Material:

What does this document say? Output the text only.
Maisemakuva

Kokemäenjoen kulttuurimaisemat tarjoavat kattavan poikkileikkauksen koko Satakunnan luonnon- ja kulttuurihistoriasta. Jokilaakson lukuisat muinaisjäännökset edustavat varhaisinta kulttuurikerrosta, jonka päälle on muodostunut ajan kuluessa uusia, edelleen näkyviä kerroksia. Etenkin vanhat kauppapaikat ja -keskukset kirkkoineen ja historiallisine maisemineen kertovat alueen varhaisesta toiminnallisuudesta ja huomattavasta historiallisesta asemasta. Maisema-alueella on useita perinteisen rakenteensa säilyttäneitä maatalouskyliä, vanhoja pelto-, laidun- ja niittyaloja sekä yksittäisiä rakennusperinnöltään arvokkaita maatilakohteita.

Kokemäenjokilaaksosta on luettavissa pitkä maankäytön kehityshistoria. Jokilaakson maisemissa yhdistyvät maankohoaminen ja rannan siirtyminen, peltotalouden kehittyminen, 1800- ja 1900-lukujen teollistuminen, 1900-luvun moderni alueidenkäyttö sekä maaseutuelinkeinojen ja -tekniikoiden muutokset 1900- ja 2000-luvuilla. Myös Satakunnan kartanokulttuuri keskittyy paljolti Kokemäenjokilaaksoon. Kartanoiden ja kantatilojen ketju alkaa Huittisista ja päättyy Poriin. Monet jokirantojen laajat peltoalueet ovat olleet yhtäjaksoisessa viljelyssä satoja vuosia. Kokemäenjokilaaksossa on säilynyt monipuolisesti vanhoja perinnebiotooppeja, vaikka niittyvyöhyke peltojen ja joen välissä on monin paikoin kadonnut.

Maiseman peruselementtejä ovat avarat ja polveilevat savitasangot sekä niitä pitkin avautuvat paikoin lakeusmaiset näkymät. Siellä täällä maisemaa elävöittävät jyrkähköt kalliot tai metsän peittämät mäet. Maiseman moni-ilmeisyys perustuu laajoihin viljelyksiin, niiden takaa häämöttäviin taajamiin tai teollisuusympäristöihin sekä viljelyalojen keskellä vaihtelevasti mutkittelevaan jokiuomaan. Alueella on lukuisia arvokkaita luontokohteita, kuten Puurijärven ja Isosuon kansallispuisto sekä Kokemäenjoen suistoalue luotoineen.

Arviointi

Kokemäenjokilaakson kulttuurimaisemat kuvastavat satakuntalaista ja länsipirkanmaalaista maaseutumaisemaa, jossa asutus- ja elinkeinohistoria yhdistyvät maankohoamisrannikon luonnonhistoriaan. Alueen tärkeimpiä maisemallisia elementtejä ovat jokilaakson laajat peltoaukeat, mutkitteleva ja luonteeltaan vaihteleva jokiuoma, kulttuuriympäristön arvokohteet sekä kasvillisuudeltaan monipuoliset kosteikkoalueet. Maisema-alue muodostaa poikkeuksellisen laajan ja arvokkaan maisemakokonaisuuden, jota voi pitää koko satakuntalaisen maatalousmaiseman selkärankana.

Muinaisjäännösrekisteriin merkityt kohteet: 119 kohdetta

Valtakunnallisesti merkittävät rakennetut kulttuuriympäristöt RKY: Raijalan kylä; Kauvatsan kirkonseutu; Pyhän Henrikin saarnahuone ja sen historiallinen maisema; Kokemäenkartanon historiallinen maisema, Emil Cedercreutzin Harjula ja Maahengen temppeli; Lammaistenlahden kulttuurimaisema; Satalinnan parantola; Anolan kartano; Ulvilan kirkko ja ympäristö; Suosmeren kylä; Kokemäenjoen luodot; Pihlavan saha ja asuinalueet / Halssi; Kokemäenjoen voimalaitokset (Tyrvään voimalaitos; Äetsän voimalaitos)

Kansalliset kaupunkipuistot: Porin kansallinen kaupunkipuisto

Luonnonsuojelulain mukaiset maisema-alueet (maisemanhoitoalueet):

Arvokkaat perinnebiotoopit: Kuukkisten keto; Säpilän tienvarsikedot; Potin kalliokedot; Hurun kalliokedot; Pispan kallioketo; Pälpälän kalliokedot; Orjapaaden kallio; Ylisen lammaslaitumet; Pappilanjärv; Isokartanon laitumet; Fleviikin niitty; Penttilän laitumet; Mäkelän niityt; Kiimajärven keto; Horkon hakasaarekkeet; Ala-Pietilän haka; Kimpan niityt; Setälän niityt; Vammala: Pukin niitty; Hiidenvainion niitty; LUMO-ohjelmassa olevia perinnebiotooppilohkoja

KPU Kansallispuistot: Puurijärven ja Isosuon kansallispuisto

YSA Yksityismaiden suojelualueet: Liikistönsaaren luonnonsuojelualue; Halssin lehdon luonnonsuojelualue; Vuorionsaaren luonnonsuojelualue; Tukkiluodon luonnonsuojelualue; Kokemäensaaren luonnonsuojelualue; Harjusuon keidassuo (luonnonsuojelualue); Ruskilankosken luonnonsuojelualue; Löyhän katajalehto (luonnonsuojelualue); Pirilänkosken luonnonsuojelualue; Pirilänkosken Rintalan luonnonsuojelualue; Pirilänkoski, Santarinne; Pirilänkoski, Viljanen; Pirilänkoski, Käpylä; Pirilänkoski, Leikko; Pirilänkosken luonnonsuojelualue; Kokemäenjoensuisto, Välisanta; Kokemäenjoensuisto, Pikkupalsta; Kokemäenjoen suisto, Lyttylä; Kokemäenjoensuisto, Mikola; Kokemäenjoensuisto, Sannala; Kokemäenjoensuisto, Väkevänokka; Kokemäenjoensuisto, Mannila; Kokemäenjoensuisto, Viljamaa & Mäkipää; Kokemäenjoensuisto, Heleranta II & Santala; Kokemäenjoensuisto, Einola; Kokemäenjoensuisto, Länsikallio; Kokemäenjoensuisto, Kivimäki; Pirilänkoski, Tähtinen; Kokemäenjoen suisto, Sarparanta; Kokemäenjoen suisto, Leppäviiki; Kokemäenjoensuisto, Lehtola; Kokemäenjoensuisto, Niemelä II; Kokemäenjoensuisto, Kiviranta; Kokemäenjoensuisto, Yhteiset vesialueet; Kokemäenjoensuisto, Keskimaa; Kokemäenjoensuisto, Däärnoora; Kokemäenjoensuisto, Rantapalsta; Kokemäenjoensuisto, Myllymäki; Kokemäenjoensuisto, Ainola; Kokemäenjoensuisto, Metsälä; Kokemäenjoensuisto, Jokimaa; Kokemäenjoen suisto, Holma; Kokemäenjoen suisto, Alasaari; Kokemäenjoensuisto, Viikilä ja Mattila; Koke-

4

What you will do: Reproduce the data in full, exactly as presented.

Exercise output:
What does this document say? Output the text only.
Maisemakuva

Kokemäenjoen kulttuurimaisemat tarjoavat kattavan poikkileikkauksen koko Satakunnan luonnon- ja kulttuurihistoriasta. Jokilaakson lukuisat muinaisjäännökset edustavat varhaisinta kulttuurikerrosta, jonka päälle on muodostunut ajan kuluessa uusia, edelleen näkyviä kerroksia. Etenkin vanhat kauppapaikat ja -keskukset kirkkoineen ja historiallisine maisemineen kertovat alueen varhaisesta toiminnallisuudesta ja huomattavasta historiallisesta asemasta. Maisema-alueella on useita perinteisen rakenteensa säilyttäneitä maatalouskyliä, vanhoja pelto-, laidun- ja niittyaloja sekä yksittäisiä rakennusperinnöltään arvokkaita maatilakohteita.

Kokemäenjokilaaksosta on luettavissa pitkä maankäytön kehityshistoria. Jokilaakson maisemissa yhdistyvät maankohoaminen ja rannan siirtyminen, peltotalouden kehittyminen, 1800- ja 1900-lukujen teollistuminen, 1900-luvun moderni alueidenkäyttö sekä maaseutuelinkeinojen ja -tekniikoiden muutokset 1900- ja 2000-luvuilla. Myös Satakunnan kartanokulttuuri keskittyy paljolti Kokemäenjokilaaksoon. Kartanoiden ja kantatilojen ketju alkaa Huittisista ja päättyy Poriin. Monet jokirantojen laajat peltoalueet ovat olleet yhtäjaksoisessa viljelyssä satoja vuosia. Kokemäenjokilaaksossa on säilynyt monipuolisesti vanhoja perinnebiotooppeja, vaikka niittyvyöhyke peltojen ja joen välissä on monin paikoin kadonnut.

Maiseman peruselementtejä ovat avarat ja polveilevat savitasangot sekä niitä pitkin avautuvat paikoin lakeusmaiset näkymät. Siellä täällä maisemaa elävöittävät jyrkähköt kalliot tai metsän peittämät mäet. Maiseman moni-ilmeisyys perustuu laajoihin viljelyksiin, niiden takaa häämöttäviin taajamiin tai teollisuusympäristöihin sekä viljelyalojen keskellä vaihtelevasti mutkittelevaan jokiuomaan. Alueella on lukuisia arvokkaita luontokohteita, kuten Puurijärven ja Isosuon kansallispuisto sekä Kokemäenjoen suistoalue luotoineen.

Arviointi

Kokemäenjokilaakson kulttuurimaisemat kuvastavat satakuntalaista ja länsipirkanmaalaista maaseutumaisemaa, jossa asutus- ja elinkeinohistoria yhdistyvät maankohoamisrannikon luonnonhistoriaan. Alueen tärkeimpiä maisemallisia elementtejä ovat jokilaakson laajat peltoaukeat, mutkitteleva ja luonteeltaan vaihteleva jokiuoma, kulttuuriympäristön arvokohteet sekä kasvillisuudeltaan monipuoliset kosteikkoalueet. Maisema-alue muodostaa poikkeuksellisen laajan ja arvokkaan maisemakokonaisuuden, jota voi pitää koko satakuntalaisen maatalousmaiseman selkärankana.

Muinaisjäännösrekisteriin merkityt kohteet: 119 kohdetta

Valtakunnallisesti merkittävät rakennetut kulttuuriympäristöt RKY: Raijalan kylä; Kauvatsan kirkonseutu; Pyhän Henrikin saarnahuone ja sen historiallinen maisema; Kokemäenkartanon historiallinen maisema, Emil Cedercreutzin Harjula ja Maahengen temppeli; Lammaistenlahden kulttuurimaisema; Satalinnan parantola; Anolan kartano; Ulvilan kirkko ja ympäristö; Suosmeren kylä; Kokemäenjoen luodot; Pihlavan saha ja asuinalueet / Halssi; Kokemäenjoen voimalaitokset (Tyrvään voimalaitos; Äetsän voimalaitos)

Kansalliset kaupunkipuistot: Porin kansallinen kaupunkipuisto

Luonnonsuojelulain mukaiset maisema-alueet (maisemanhoitoalueet):

Arvokkaat perinnebiotoopit: Kuukkisten keto; Säpilän tienvarsikedot; Potin kalliokedot; Hurun kalliokedot; Pispan kallioketo; Pälpälän kalliokedot; Orjapaaden kallio; Ylisen lammaslaitumet; Pappilanjärv; Isokartanon laitumet; Fleviikin niitty; Penttilän laitumet; Mäkelän niityt; Kiimajärven keto; Horkon hakasaarekkeet; Ala-Pietilän haka; Kimpan niityt; Setälän niityt; Vammala: Pukin niitty; Hiidenvainion niitty; LUMO-ohjelmassa olevia perinnebiotooppilohkoja

KPU Kansallispuistot: Puurijärven ja Isosuon kansallispuisto

YSA Yksityismaiden suojelualueet: Liikistönsaaren luonnonsuojelualue; Halssin lehdon luonnonsuojelualue; Vuorionsaaren luonnonsuojelualue; Tukkiluodon luonnonsuojelualue; Kokemäensaaren luonnonsuojelualue; Harjusuon keidassuo (luonnonsuojelualue); Ruskilankosken luonnonsuojelualue; Löyhän katajalehto (luonnonsuojelualue); Pirilänkosken luonnonsuojelualue; Pirilänkosken Rintalan luonnonsuojelualue; Pirilänkoski, Santarinne; Pirilänkoski, Viljanen; Pirilänkoski, Käpylä; Pirilänkoski, Leikko; Pirilänkosken luonnonsuojelualue; Kokemäenjoensuisto, Välisanta; Kokemäenjoensuisto, Pikkupalsta; Kokemäenjoen suisto, Lyttylä; Kokemäenjoensuisto, Mikola; Kokemäenjoensuisto, Sannala; Kokemäenjoensuisto, Väkevänokka; Kokemäenjoensuisto, Mannila; Kokemäenjoensuisto, Viljamaa & Mäkipää; Kokemäenjoensuisto, Heleranta II & Santala; Kokemäenjoensuisto, Einola; Kokemäenjoensuisto, Länsikallio; Kokemäenjoensuisto, Kivimäki; Pirilänkoski, Tähtinen; Kokemäenjoen suisto, Sarparanta; Kokemäenjoen suisto, Leppäviiki; Kokemäenjoensuisto, Lehtola; Kokemäenjoensuisto, Niemelä II; Kokemäenjoensuisto, Kiviranta; Kokemäenjoensuisto, Yhteiset vesialueet; Kokemäenjoensuisto, Keskimaa; Kokemäenjoensuisto, Däärnoora; Kokemäenjoensuisto, Rantapalsta; Kokemäenjoensuisto, Myllymäki; Kokemäenjoensuisto, Ainola; Kokemäenjoensuisto, Metsälä; Kokemäenjoensuisto, Jokimaa; Kokemäenjoen suisto, Holma; Kokemäenjoen suisto, Alasaari; Kokemäenjoensuisto, Viikilä ja Mattila; Koke-

4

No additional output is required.